Copy out the lines that include the word "this".

(Dataset entries on figures)
##############################

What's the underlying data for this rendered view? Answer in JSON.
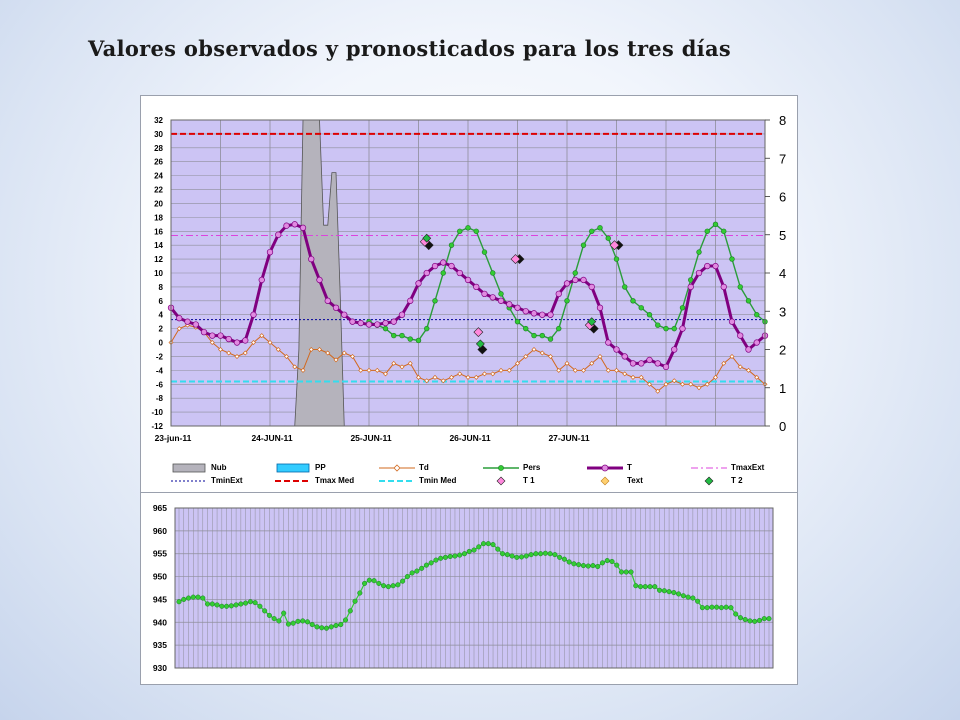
{
  "page": {
    "title": "Valores observados y pronosticados para los tres días"
  },
  "colors": {
    "plot_bg": "#ccc4f4",
    "grid": "#8e8e9a",
    "cloud_fill": "#b5b3bc",
    "t_line": "#800080",
    "t_marker_fill": "#e08ae0",
    "td_line": "#d2691e",
    "pers_line": "#2a9d3a",
    "pers_marker": "#33cc33",
    "tmax_med": "#dd0000",
    "tmin_med": "#33ddee",
    "tmax_ext": "#dd44dd",
    "tmin_ext": "#000099",
    "t1_marker": "#ff88dd",
    "t2_marker": "#22bb44",
    "pressure_line": "#33cc33"
  },
  "chart_data": [
    {
      "type": "line",
      "title": "",
      "x_tick_labels": [
        "23-jun-11",
        "24-JUN-11",
        "25-JUN-11",
        "26-JUN-11",
        "27-JUN-11"
      ],
      "x_unit": "hours since 23-jun-11 00:00",
      "x_range": [
        0,
        144
      ],
      "y_left_range": [
        -12,
        32
      ],
      "y_left_ticks": [
        "32",
        "30",
        "28",
        "26",
        "24",
        "22",
        "20",
        "18",
        "16",
        "14",
        "12",
        "10",
        "8",
        "6",
        "4",
        "2",
        "0",
        "-2",
        "-4",
        "-6",
        "-8",
        "-10",
        "-12"
      ],
      "y_right_range": [
        0,
        8
      ],
      "y_right_ticks": [
        "8",
        "7",
        "6",
        "5",
        "4",
        "3",
        "2",
        "1",
        "0"
      ],
      "grid": true,
      "legend_position": "bottom",
      "legend": [
        "Nub",
        "PP",
        "Td",
        "Pers",
        "T",
        "TmaxExt",
        "TminExt",
        "Tmax Med",
        "Tmin Med",
        "T 1",
        "Text",
        "T 2"
      ],
      "series": {
        "T": [
          [
            0,
            5
          ],
          [
            2,
            3.5
          ],
          [
            4,
            3
          ],
          [
            6,
            2.6
          ],
          [
            8,
            1.5
          ],
          [
            10,
            1
          ],
          [
            12,
            1
          ],
          [
            14,
            0.5
          ],
          [
            16,
            0
          ],
          [
            18,
            0.3
          ],
          [
            20,
            4
          ],
          [
            22,
            9
          ],
          [
            24,
            13
          ],
          [
            26,
            15.5
          ],
          [
            28,
            16.8
          ],
          [
            30,
            17
          ],
          [
            32,
            16.5
          ],
          [
            34,
            12
          ],
          [
            36,
            9
          ],
          [
            38,
            6
          ],
          [
            40,
            5
          ],
          [
            42,
            4
          ],
          [
            44,
            3
          ],
          [
            46,
            2.8
          ],
          [
            48,
            2.6
          ],
          [
            50,
            2.6
          ],
          [
            52,
            2.8
          ],
          [
            54,
            3
          ],
          [
            56,
            4
          ],
          [
            58,
            6
          ],
          [
            60,
            8.5
          ],
          [
            62,
            10
          ],
          [
            64,
            11
          ],
          [
            66,
            11.5
          ],
          [
            68,
            11
          ],
          [
            70,
            10
          ],
          [
            72,
            9
          ],
          [
            74,
            8
          ],
          [
            76,
            7
          ],
          [
            78,
            6.5
          ],
          [
            80,
            6
          ],
          [
            82,
            5.5
          ],
          [
            84,
            5
          ],
          [
            86,
            4.5
          ],
          [
            88,
            4.2
          ],
          [
            90,
            4
          ],
          [
            92,
            4
          ],
          [
            94,
            7
          ],
          [
            96,
            8.5
          ],
          [
            98,
            9
          ],
          [
            100,
            9
          ],
          [
            102,
            8
          ],
          [
            104,
            5
          ],
          [
            106,
            0
          ],
          [
            108,
            -1
          ],
          [
            110,
            -2
          ],
          [
            112,
            -3
          ],
          [
            114,
            -3
          ],
          [
            116,
            -2.5
          ],
          [
            118,
            -3
          ],
          [
            120,
            -3.5
          ],
          [
            122,
            -1
          ],
          [
            124,
            2
          ],
          [
            126,
            8
          ],
          [
            128,
            10
          ],
          [
            130,
            11
          ],
          [
            132,
            11
          ],
          [
            134,
            8
          ],
          [
            136,
            3
          ],
          [
            138,
            1
          ],
          [
            140,
            -1
          ],
          [
            142,
            0
          ],
          [
            144,
            1
          ]
        ],
        "Td": [
          [
            0,
            0
          ],
          [
            2,
            2
          ],
          [
            4,
            2.5
          ],
          [
            6,
            2.2
          ],
          [
            8,
            1.5
          ],
          [
            10,
            0
          ],
          [
            12,
            -1
          ],
          [
            14,
            -1.5
          ],
          [
            16,
            -2
          ],
          [
            18,
            -1.5
          ],
          [
            20,
            0
          ],
          [
            22,
            1
          ],
          [
            24,
            0
          ],
          [
            26,
            -1
          ],
          [
            28,
            -2
          ],
          [
            30,
            -3.5
          ],
          [
            32,
            -4
          ],
          [
            34,
            -1
          ],
          [
            36,
            -1
          ],
          [
            38,
            -1.5
          ],
          [
            40,
            -2.5
          ],
          [
            42,
            -1.5
          ],
          [
            44,
            -2
          ],
          [
            46,
            -4
          ],
          [
            48,
            -4
          ],
          [
            50,
            -4
          ],
          [
            52,
            -4.5
          ],
          [
            54,
            -3
          ],
          [
            56,
            -3.5
          ],
          [
            58,
            -3
          ],
          [
            60,
            -5
          ],
          [
            62,
            -5.5
          ],
          [
            64,
            -5
          ],
          [
            66,
            -5.5
          ],
          [
            68,
            -5
          ],
          [
            70,
            -4.5
          ],
          [
            72,
            -5
          ],
          [
            74,
            -5
          ],
          [
            76,
            -4.5
          ],
          [
            78,
            -4.5
          ],
          [
            80,
            -4
          ],
          [
            82,
            -4
          ],
          [
            84,
            -3
          ],
          [
            86,
            -2
          ],
          [
            88,
            -1
          ],
          [
            90,
            -1.5
          ],
          [
            92,
            -2
          ],
          [
            94,
            -4
          ],
          [
            96,
            -3
          ],
          [
            98,
            -4
          ],
          [
            100,
            -4
          ],
          [
            102,
            -3
          ],
          [
            104,
            -2
          ],
          [
            106,
            -4
          ],
          [
            108,
            -4
          ],
          [
            110,
            -4.5
          ],
          [
            112,
            -5
          ],
          [
            114,
            -5
          ],
          [
            116,
            -6
          ],
          [
            118,
            -7
          ],
          [
            120,
            -6
          ],
          [
            122,
            -5.5
          ],
          [
            124,
            -6
          ],
          [
            126,
            -6
          ],
          [
            128,
            -6.5
          ],
          [
            130,
            -6
          ],
          [
            132,
            -5
          ],
          [
            134,
            -3
          ],
          [
            136,
            -2
          ],
          [
            138,
            -3.5
          ],
          [
            140,
            -4
          ],
          [
            142,
            -5
          ],
          [
            144,
            -6
          ]
        ],
        "Pers": [
          [
            48,
            3
          ],
          [
            50,
            2.5
          ],
          [
            52,
            2
          ],
          [
            54,
            1
          ],
          [
            56,
            1
          ],
          [
            58,
            0.5
          ],
          [
            60,
            0.3
          ],
          [
            62,
            2
          ],
          [
            64,
            6
          ],
          [
            66,
            10
          ],
          [
            68,
            14
          ],
          [
            70,
            16
          ],
          [
            72,
            16.5
          ],
          [
            74,
            16
          ],
          [
            76,
            13
          ],
          [
            78,
            10
          ],
          [
            80,
            7
          ],
          [
            82,
            5
          ],
          [
            84,
            3
          ],
          [
            86,
            2
          ],
          [
            88,
            1
          ],
          [
            90,
            1
          ],
          [
            92,
            0.5
          ],
          [
            94,
            2
          ],
          [
            96,
            6
          ],
          [
            98,
            10
          ],
          [
            100,
            14
          ],
          [
            102,
            16
          ],
          [
            104,
            16.5
          ],
          [
            106,
            15
          ],
          [
            108,
            12
          ],
          [
            110,
            8
          ],
          [
            112,
            6
          ],
          [
            114,
            5
          ],
          [
            116,
            4
          ],
          [
            118,
            2.5
          ],
          [
            120,
            2
          ],
          [
            122,
            2
          ],
          [
            124,
            5
          ],
          [
            126,
            9
          ],
          [
            128,
            13
          ],
          [
            130,
            16
          ],
          [
            132,
            17
          ],
          [
            134,
            16
          ],
          [
            136,
            12
          ],
          [
            138,
            8
          ],
          [
            140,
            6
          ],
          [
            142,
            4
          ],
          [
            144,
            3
          ]
        ],
        "Nub": [
          [
            0,
            0
          ],
          [
            30,
            0
          ],
          [
            31,
            8
          ],
          [
            32,
            32
          ],
          [
            36,
            32
          ],
          [
            37,
            21
          ],
          [
            38,
            21
          ],
          [
            39,
            26.5
          ],
          [
            40,
            26.5
          ],
          [
            41,
            14
          ],
          [
            42,
            0
          ],
          [
            144,
            0
          ]
        ],
        "Tmax_Med": 30,
        "Tmin_Med": -5.6,
        "TmaxExt": 15.4,
        "TminExt": 3.3,
        "T1_points": [
          [
            62,
            14.5
          ],
          [
            75,
            1.5
          ],
          [
            84,
            12
          ],
          [
            102,
            2.5
          ],
          [
            108,
            14
          ]
        ],
        "T2_points": [
          [
            62,
            15
          ],
          [
            75,
            -0.2
          ],
          [
            102,
            3
          ]
        ],
        "Text_points": [
          [
            62,
            14
          ],
          [
            75,
            -1
          ],
          [
            84,
            12
          ],
          [
            102,
            2
          ],
          [
            108,
            14
          ]
        ]
      }
    },
    {
      "type": "line",
      "title": "",
      "y_range": [
        930,
        965
      ],
      "y_ticks": [
        "965",
        "960",
        "955",
        "950",
        "945",
        "940",
        "935",
        "930"
      ],
      "grid": true,
      "series": [
        {
          "values": [
            944.5,
            945,
            945.3,
            945.5,
            945.5,
            945.3,
            944,
            944,
            943.8,
            943.5,
            943.5,
            943.6,
            943.8,
            944,
            944.2,
            944.5,
            944.3,
            943.5,
            942.5,
            941.5,
            940.8,
            940.3,
            942,
            939.6,
            939.8,
            940.2,
            940.3,
            940.1,
            939.5,
            939,
            938.8,
            938.7,
            939,
            939.3,
            939.5,
            940.5,
            942.5,
            944.6,
            946.4,
            948.5,
            949.2,
            949.1,
            948.5,
            948,
            947.8,
            948,
            948.2,
            949,
            950,
            950.8,
            951.2,
            951.8,
            952.5,
            953,
            953.6,
            954,
            954.2,
            954.4,
            954.5,
            954.7,
            955,
            955.5,
            955.8,
            956.5,
            957.2,
            957.2,
            957,
            956,
            955,
            954.8,
            954.5,
            954.2,
            954.3,
            954.5,
            954.8,
            955,
            955,
            955.1,
            955,
            954.8,
            954.2,
            953.8,
            953.2,
            952.8,
            952.6,
            952.4,
            952.3,
            952.4,
            952.2,
            953,
            953.5,
            953.3,
            952.5,
            951,
            951,
            951,
            948,
            947.8,
            947.8,
            947.8,
            947.8,
            947,
            946.9,
            946.7,
            946.5,
            946.2,
            945.8,
            945.5,
            945.3,
            944.6,
            943.2,
            943.2,
            943.3,
            943.3,
            943.2,
            943.3,
            943.2,
            941.8,
            941,
            940.6,
            940.3,
            940.2,
            940.4,
            940.8,
            940.8
          ]
        }
      ]
    }
  ]
}
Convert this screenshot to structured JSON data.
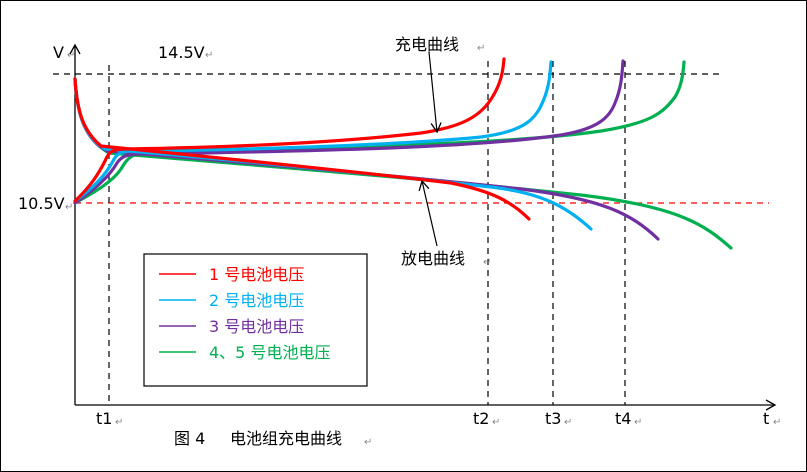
{
  "chart_data": {
    "type": "line",
    "title": "电池组充电曲线",
    "caption_prefix": "图 4",
    "xlabel": "t",
    "ylabel": "V",
    "y_reference_lines": [
      {
        "label": "14.5V",
        "value": 14.5,
        "color": "#000000"
      },
      {
        "label": "10.5V",
        "value": 10.5,
        "color": "#FF0000"
      }
    ],
    "x_ticks": [
      "t1",
      "t2",
      "t3",
      "t4"
    ],
    "annotations": {
      "charge": "充电曲线",
      "discharge": "放电曲线"
    },
    "legend": {
      "placement": "bottom-left",
      "entries": [
        {
          "label": "1 号电池电压",
          "color": "#FF0000"
        },
        {
          "label": "2 号电池电压",
          "color": "#00B0F0"
        },
        {
          "label": "3 号电池电压",
          "color": "#7030A0"
        },
        {
          "label": "4、5 号电池电压",
          "color": "#00B050"
        }
      ]
    },
    "series": [
      {
        "name": "1 号电池电压",
        "color": "#FF0000",
        "charge_end": "t2"
      },
      {
        "name": "2 号电池电压",
        "color": "#00B0F0",
        "charge_end": "t3"
      },
      {
        "name": "3 号电池电压",
        "color": "#7030A0",
        "charge_end": "t4"
      },
      {
        "name": "4、5 号电池电压",
        "color": "#00B050",
        "charge_end": "after t4"
      }
    ]
  }
}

##############################

**TASK ANSWER:**
What's the underlying data for this rendered view? Answer in JSON.
Convert this screenshot to structured JSON data.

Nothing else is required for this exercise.